- [Source data]
---+---

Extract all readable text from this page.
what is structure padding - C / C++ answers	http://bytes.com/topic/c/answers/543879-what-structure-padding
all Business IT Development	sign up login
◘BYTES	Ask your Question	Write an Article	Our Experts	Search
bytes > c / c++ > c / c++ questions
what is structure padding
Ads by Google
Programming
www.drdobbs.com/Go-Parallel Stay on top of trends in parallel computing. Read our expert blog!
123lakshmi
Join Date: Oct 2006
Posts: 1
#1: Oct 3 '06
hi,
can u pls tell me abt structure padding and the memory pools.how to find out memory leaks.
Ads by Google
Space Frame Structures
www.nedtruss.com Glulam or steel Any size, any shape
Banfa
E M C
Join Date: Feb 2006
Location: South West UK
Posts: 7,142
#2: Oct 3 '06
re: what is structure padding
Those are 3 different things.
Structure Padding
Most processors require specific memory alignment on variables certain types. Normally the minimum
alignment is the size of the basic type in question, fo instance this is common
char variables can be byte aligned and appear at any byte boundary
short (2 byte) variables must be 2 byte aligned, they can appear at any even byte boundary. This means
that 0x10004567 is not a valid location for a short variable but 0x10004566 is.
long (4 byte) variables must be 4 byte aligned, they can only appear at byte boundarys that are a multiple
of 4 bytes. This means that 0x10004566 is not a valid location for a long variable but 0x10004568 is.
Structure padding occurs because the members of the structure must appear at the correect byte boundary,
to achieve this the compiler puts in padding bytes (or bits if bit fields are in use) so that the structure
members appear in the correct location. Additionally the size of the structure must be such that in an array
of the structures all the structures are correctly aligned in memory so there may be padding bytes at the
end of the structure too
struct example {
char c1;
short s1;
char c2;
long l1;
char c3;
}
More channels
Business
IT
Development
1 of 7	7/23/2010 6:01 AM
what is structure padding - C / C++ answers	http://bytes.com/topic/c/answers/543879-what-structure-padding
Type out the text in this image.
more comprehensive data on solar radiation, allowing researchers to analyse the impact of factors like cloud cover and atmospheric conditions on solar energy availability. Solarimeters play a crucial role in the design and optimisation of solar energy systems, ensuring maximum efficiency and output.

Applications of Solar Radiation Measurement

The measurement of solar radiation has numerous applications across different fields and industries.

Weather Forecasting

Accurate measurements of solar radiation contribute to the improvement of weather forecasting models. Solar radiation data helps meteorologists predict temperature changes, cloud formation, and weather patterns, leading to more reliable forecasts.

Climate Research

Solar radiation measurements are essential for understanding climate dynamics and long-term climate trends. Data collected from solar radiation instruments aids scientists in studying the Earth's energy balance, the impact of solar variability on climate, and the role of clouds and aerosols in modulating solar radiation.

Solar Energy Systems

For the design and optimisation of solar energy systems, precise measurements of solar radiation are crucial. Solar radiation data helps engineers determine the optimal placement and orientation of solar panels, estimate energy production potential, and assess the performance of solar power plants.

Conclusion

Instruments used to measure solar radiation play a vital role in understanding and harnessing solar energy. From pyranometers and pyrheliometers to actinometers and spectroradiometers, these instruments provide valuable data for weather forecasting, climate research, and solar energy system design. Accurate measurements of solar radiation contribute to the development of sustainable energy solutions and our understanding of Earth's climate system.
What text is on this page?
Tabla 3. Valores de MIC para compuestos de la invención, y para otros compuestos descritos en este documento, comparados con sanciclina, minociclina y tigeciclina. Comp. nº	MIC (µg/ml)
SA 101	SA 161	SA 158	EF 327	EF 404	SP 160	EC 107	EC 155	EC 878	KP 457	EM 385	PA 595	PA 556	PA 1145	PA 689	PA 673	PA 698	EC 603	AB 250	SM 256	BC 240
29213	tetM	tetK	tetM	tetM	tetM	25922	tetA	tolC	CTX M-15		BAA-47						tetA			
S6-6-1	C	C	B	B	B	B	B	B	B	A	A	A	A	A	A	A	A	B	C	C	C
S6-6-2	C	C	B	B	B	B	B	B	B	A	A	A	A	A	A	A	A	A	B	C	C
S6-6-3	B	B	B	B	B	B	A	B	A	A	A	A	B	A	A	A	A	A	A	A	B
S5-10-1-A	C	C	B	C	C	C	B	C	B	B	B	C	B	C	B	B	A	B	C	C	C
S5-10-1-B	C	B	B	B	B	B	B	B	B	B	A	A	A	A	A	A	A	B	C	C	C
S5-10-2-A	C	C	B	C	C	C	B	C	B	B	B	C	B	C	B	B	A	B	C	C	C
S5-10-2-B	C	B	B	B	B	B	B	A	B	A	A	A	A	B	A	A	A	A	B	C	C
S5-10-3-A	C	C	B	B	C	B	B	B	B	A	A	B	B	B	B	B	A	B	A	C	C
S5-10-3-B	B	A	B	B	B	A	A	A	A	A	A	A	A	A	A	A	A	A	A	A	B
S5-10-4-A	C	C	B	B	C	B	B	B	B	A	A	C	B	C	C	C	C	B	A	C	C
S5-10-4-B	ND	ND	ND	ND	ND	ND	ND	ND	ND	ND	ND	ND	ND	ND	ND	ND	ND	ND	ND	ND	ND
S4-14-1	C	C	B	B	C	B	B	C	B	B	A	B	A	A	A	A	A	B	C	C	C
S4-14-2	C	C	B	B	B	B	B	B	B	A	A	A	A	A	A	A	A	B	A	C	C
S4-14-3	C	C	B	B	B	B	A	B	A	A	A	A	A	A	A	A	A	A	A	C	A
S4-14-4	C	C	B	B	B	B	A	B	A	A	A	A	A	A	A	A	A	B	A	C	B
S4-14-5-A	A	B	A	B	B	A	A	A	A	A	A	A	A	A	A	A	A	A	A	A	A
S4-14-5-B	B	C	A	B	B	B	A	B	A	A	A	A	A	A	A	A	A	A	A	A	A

---+---

Every line above should be written out again exactly as it stands.

- [Problem solution]
Extract all readable text from this page.
what is structure padding - C / C++ answers	http://bytes.com/topic/c/answers/543879-what-structure-padding
all Business IT Development	sign up login
◘BYTES	Ask your Question	Write an Article	Our Experts	Search
bytes > c / c++ > c / c++ questions
what is structure padding
Ads by Google
Programming
www.drdobbs.com/Go-Parallel Stay on top of trends in parallel computing. Read our expert blog!
123lakshmi
Join Date: Oct 2006
Posts: 1
#1: Oct 3 '06
hi,
can u pls tell me abt structure padding and the memory pools.how to find out memory leaks.
Ads by Google
Space Frame Structures
www.nedtruss.com Glulam or steel Any size, any shape
Banfa
E M C
Join Date: Feb 2006
Location: South West UK
Posts: 7,142
#2: Oct 3 '06
re: what is structure padding
Those are 3 different things.
Structure Padding
Most processors require specific memory alignment on variables certain types. Normally the minimum
alignment is the size of the basic type in question, fo instance this is common
char variables can be byte aligned and appear at any byte boundary
short (2 byte) variables must be 2 byte aligned, they can appear at any even byte boundary. This means
that 0x10004567 is not a valid location for a short variable but 0x10004566 is.
long (4 byte) variables must be 4 byte aligned, they can only appear at byte boundarys that are a multiple
of 4 bytes. This means that 0x10004566 is not a valid location for a long variable but 0x10004568 is.
Structure padding occurs because the members of the structure must appear at the correect byte boundary,
to achieve this the compiler puts in padding bytes (or bits if bit fields are in use) so that the structure
members appear in the correct location. Additionally the size of the structure must be such that in an array
of the structures all the structures are correctly aligned in memory so there may be padding bytes at the
end of the structure too
struct example {
char c1;
short s1;
char c2;
long l1;
char c3;
}
More channels
Business
IT
Development
1 of 7	7/23/2010 6:01 AM
what is structure padding - C / C++ answers	http://bytes.com/topic/c/answers/543879-what-structure-padding
Type out the text in this image.
more comprehensive data on solar radiation, allowing researchers to analyse the impact of factors like cloud cover and atmospheric conditions on solar energy availability. Solarimeters play a crucial role in the design and optimisation of solar energy systems, ensuring maximum efficiency and output.

Applications of Solar Radiation Measurement

The measurement of solar radiation has numerous applications across different fields and industries.

Weather Forecasting

Accurate measurements of solar radiation contribute to the improvement of weather forecasting models. Solar radiation data helps meteorologists predict temperature changes, cloud formation, and weather patterns, leading to more reliable forecasts.

Climate Research

Solar radiation measurements are essential for understanding climate dynamics and long-term climate trends. Data collected from solar radiation instruments aids scientists in studying the Earth's energy balance, the impact of solar variability on climate, and the role of clouds and aerosols in modulating solar radiation.

Solar Energy Systems

For the design and optimisation of solar energy systems, precise measurements of solar radiation are crucial. Solar radiation data helps engineers determine the optimal placement and orientation of solar panels, estimate energy production potential, and assess the performance of solar power plants.

Conclusion

Instruments used to measure solar radiation play a vital role in understanding and harnessing solar energy. From pyranometers and pyrheliometers to actinometers and spectroradiometers, these instruments provide valuable data for weather forecasting, climate research, and solar energy system design. Accurate measurements of solar radiation contribute to the development of sustainable energy solutions and our understanding of Earth's climate system.
What text is on this page?
Tabla 3. Valores de MIC para compuestos de la invención, y para otros compuestos descritos en este documento, comparados con sanciclina, minociclina y tigeciclina. Comp. nº	MIC (µg/ml)
SA 101	SA 161	SA 158	EF 327	EF 404	SP 160	EC 107	EC 155	EC 878	KP 457	EM 385	PA 595	PA 556	PA 1145	PA 689	PA 673	PA 698	EC 603	AB 250	SM 256	BC 240
29213	tetM	tetK	tetM	tetM	tetM	25922	tetA	tolC	CTX M-15		BAA-47						tetA			
S6-6-1	C	C	B	B	B	B	B	B	B	A	A	A	A	A	A	A	A	B	C	C	C
S6-6-2	C	C	B	B	B	B	B	B	B	A	A	A	A	A	A	A	A	A	B	C	C
S6-6-3	B	B	B	B	B	B	A	B	A	A	A	A	B	A	A	A	A	A	A	A	B
S5-10-1-A	C	C	B	C	C	C	B	C	B	B	B	C	B	C	B	B	A	B	C	C	C
S5-10-1-B	C	B	B	B	B	B	B	B	B	B	A	A	A	A	A	A	A	B	C	C	C
S5-10-2-A	C	C	B	C	C	C	B	C	B	B	B	C	B	C	B	B	A	B	C	C	C
S5-10-2-B	C	B	B	B	B	B	B	A	B	A	A	A	A	B	A	A	A	A	B	C	C
S5-10-3-A	C	C	B	B	C	B	B	B	B	A	A	B	B	B	B	B	A	B	A	C	C
S5-10-3-B	B	A	B	B	B	A	A	A	A	A	A	A	A	A	A	A	A	A	A	A	B
S5-10-4-A	C	C	B	B	C	B	B	B	B	A	A	C	B	C	C	C	C	B	A	C	C
S5-10-4-B	ND	ND	ND	ND	ND	ND	ND	ND	ND	ND	ND	ND	ND	ND	ND	ND	ND	ND	ND	ND	ND
S4-14-1	C	C	B	B	C	B	B	C	B	B	A	B	A	A	A	A	A	B	C	C	C
S4-14-2	C	C	B	B	B	B	B	B	B	A	A	A	A	A	A	A	A	B	A	C	C
S4-14-3	C	C	B	B	B	B	A	B	A	A	A	A	A	A	A	A	A	A	A	C	A
S4-14-4	C	C	B	B	B	B	A	B	A	A	A	A	A	A	A	A	A	B	A	C	B
S4-14-5-A	A	B	A	B	B	A	A	A	A	A	A	A	A	A	A	A	A	A	A	A	A
S4-14-5-B	B	C	A	B	B	B	A	B	A	A	A	A	A	A	A	A	A	A	A	A	A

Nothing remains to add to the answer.